### TASK TO COMPLETE
Check each line of the records below for the word "Without" and copy those where it appears.

--- begin GIVEN INFORMATION ---

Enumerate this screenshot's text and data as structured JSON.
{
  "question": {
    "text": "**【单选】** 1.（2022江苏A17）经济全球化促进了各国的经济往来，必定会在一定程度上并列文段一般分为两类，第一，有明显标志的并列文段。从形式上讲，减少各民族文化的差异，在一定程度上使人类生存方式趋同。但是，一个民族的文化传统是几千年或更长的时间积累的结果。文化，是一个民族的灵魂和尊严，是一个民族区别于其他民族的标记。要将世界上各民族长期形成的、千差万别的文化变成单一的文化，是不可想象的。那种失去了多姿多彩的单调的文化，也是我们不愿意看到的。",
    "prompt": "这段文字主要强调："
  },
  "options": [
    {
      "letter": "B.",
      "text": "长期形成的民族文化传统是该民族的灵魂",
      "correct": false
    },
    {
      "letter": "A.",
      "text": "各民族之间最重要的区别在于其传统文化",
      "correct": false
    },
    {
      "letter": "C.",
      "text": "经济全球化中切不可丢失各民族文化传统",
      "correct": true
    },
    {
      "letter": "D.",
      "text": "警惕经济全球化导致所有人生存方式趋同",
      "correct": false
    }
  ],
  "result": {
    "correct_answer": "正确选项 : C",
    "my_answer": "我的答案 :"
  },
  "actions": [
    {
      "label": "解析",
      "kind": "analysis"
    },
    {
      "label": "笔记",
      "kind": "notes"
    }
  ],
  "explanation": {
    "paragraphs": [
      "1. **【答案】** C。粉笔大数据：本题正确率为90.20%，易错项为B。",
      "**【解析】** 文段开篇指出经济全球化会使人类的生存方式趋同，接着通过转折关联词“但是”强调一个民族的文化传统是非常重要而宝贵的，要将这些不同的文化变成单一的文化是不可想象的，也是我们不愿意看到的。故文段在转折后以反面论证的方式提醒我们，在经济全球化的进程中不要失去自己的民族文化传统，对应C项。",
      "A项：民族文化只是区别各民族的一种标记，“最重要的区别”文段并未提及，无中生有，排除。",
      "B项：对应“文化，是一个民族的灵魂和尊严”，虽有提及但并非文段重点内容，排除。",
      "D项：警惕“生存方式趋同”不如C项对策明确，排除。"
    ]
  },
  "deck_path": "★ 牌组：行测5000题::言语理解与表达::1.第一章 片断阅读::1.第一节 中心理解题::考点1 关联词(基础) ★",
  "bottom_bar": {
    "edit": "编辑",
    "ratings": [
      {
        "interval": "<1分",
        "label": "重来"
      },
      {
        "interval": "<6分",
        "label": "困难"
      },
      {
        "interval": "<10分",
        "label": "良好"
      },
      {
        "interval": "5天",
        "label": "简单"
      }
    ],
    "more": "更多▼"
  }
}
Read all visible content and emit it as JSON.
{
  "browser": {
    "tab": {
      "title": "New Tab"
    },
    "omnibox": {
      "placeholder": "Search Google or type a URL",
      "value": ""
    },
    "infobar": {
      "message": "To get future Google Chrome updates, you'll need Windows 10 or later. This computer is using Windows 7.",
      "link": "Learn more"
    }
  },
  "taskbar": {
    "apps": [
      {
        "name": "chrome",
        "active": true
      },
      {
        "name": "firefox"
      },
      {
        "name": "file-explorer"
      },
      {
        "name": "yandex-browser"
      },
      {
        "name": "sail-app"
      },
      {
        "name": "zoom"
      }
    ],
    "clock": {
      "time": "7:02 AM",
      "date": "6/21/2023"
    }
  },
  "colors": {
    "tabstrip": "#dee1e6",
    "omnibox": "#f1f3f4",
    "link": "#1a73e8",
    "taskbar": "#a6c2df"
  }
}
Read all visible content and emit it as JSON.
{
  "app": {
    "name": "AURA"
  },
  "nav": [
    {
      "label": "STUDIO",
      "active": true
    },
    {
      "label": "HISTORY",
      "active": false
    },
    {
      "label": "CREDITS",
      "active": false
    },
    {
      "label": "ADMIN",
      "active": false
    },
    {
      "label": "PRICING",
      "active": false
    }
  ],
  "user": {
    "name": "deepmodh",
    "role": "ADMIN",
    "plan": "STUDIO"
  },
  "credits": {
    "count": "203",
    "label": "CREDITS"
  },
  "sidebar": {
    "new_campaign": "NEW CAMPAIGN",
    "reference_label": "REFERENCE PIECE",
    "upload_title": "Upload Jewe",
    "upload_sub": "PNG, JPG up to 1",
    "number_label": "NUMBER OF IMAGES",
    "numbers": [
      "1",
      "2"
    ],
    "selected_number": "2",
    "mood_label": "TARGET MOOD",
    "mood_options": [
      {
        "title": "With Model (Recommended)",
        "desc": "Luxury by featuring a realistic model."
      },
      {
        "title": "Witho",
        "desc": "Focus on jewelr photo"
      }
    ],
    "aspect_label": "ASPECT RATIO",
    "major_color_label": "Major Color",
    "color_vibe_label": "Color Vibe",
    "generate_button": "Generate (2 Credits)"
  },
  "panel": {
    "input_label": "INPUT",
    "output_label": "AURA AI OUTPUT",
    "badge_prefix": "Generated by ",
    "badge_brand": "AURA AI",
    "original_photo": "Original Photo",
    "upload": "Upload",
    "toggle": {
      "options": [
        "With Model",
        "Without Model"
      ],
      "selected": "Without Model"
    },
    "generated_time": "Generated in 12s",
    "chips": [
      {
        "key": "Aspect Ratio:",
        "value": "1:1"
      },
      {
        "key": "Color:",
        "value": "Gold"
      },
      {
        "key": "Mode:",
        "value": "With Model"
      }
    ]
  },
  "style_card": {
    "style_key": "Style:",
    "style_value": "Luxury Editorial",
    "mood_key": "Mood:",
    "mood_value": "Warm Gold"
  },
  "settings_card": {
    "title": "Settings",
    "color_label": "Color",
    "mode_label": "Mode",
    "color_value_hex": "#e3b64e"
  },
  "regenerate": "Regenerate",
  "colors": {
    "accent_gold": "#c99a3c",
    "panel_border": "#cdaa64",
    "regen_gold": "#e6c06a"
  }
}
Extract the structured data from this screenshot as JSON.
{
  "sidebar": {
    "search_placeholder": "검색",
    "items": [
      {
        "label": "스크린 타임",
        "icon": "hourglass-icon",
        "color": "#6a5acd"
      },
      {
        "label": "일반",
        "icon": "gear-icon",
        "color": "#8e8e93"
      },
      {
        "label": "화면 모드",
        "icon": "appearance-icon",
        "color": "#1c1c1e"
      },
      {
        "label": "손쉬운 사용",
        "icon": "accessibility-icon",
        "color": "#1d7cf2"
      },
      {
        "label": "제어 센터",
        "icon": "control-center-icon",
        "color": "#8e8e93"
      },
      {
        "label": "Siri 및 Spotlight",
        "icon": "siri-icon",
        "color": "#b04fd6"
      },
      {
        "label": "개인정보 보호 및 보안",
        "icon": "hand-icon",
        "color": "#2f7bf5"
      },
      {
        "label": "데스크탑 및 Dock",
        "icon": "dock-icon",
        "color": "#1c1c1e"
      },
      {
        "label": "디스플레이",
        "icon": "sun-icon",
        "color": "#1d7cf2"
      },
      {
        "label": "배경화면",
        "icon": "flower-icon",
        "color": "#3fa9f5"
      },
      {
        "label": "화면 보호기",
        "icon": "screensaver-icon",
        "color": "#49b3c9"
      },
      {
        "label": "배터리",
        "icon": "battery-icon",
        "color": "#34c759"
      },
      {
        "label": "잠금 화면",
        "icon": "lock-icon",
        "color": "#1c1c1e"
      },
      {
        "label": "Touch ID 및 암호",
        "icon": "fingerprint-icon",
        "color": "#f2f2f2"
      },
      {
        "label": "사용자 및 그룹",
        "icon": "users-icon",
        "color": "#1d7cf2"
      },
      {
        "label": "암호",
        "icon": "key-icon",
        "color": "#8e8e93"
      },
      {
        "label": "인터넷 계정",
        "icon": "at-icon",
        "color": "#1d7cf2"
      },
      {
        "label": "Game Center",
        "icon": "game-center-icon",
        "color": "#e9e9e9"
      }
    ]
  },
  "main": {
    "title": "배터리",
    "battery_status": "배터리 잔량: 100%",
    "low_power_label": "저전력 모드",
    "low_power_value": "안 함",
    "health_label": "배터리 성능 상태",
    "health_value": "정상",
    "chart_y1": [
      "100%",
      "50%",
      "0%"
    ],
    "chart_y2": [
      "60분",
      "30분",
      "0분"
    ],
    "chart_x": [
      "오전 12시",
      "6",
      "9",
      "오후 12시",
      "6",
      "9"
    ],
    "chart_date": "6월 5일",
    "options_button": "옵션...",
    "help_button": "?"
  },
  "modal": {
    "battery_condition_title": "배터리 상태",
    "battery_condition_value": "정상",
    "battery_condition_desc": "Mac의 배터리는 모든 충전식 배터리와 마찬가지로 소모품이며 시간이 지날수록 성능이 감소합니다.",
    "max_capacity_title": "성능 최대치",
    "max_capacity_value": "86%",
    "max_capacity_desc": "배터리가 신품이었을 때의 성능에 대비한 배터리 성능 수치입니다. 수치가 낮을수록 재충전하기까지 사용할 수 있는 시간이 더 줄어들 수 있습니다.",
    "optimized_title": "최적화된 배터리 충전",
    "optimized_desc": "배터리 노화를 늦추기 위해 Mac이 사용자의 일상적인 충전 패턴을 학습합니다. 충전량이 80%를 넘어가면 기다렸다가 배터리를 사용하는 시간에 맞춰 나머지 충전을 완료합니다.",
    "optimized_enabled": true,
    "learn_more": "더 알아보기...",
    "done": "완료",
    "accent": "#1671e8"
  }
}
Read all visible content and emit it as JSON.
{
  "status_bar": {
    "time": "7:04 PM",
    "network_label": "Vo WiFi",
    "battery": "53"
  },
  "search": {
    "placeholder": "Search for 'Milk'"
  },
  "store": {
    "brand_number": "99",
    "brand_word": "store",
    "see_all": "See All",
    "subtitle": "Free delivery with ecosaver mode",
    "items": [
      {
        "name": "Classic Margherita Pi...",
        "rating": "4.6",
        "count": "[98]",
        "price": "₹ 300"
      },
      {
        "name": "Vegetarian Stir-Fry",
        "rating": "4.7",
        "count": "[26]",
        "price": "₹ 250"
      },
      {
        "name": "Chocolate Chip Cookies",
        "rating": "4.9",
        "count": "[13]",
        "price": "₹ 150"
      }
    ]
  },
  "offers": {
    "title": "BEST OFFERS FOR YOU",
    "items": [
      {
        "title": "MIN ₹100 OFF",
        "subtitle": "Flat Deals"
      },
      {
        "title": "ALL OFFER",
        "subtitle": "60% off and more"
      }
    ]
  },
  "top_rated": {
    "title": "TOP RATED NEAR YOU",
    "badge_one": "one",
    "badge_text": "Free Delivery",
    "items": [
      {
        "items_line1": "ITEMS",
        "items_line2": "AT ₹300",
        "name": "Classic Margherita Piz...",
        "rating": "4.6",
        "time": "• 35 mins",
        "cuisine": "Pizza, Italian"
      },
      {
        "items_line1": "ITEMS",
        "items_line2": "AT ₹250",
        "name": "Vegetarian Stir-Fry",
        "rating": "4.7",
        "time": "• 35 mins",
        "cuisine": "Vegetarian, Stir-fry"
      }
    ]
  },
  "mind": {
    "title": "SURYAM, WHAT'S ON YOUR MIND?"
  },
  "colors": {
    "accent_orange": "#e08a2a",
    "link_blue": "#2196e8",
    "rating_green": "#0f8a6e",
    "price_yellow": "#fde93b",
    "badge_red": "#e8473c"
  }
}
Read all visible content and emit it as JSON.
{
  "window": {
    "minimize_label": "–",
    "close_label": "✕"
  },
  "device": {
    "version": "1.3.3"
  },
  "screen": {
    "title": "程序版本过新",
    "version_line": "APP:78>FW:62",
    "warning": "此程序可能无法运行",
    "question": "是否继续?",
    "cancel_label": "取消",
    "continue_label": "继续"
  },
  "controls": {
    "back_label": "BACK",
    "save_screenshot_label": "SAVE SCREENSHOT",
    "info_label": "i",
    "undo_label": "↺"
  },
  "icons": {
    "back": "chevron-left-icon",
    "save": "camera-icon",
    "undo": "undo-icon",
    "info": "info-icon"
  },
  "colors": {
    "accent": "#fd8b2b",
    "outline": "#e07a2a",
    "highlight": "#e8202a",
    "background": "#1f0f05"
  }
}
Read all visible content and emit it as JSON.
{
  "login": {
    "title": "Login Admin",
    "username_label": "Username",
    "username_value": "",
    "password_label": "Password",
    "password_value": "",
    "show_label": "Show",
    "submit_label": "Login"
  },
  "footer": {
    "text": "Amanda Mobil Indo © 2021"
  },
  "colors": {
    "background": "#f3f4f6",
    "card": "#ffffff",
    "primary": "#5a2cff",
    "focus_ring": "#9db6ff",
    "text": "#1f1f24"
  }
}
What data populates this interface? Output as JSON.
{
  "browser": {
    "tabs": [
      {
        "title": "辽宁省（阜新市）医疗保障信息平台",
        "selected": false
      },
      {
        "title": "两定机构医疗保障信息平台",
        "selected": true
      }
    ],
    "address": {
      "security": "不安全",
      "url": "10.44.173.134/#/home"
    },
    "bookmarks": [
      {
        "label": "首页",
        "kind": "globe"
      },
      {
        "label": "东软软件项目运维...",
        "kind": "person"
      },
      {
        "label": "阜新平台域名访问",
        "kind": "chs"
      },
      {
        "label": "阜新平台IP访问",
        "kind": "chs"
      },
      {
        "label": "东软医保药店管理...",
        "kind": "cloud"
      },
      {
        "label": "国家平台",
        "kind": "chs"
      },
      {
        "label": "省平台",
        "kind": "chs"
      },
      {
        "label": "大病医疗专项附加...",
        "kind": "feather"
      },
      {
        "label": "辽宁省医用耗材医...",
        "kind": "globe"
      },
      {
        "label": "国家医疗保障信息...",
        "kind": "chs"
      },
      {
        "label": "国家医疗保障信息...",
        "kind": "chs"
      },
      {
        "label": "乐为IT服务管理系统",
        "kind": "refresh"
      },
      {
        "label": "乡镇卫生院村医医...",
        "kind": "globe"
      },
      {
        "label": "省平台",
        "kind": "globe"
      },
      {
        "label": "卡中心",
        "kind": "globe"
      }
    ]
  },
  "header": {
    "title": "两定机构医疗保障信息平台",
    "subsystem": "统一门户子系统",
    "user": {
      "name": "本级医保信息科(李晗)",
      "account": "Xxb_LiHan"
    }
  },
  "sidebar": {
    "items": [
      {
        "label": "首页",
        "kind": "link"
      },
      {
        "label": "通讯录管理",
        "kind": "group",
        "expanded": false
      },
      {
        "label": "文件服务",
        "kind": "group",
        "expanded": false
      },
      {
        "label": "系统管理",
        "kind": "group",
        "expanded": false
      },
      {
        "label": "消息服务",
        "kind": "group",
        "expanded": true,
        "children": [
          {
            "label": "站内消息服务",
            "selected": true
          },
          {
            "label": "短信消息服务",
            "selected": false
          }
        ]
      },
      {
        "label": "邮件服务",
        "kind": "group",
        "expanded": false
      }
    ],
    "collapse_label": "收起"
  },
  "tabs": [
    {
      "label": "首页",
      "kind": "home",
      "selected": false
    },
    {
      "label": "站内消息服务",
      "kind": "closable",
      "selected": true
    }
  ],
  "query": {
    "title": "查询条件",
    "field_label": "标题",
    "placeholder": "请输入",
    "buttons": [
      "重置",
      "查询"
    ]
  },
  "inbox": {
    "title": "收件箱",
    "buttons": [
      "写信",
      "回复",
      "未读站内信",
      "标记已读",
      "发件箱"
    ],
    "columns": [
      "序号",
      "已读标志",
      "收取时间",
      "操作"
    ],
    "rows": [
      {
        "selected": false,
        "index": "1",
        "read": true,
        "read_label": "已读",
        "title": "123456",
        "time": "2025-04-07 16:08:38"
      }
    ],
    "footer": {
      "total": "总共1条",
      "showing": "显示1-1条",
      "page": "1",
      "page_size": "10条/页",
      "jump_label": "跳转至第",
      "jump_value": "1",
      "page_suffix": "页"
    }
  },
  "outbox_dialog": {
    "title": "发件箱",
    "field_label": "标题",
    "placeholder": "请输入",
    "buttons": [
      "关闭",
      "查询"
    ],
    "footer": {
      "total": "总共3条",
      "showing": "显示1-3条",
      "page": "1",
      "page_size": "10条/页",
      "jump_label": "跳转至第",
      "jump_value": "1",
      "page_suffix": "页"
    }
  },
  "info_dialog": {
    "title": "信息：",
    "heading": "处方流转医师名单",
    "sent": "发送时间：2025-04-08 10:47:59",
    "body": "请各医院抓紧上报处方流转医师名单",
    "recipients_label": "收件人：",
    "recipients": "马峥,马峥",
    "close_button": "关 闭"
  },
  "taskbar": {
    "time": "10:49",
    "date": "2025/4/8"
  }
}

--- end GIVEN INFORMATION ---

### ANSWER FOR THE TASK
        "Without Model"
      "selected": "Without Model"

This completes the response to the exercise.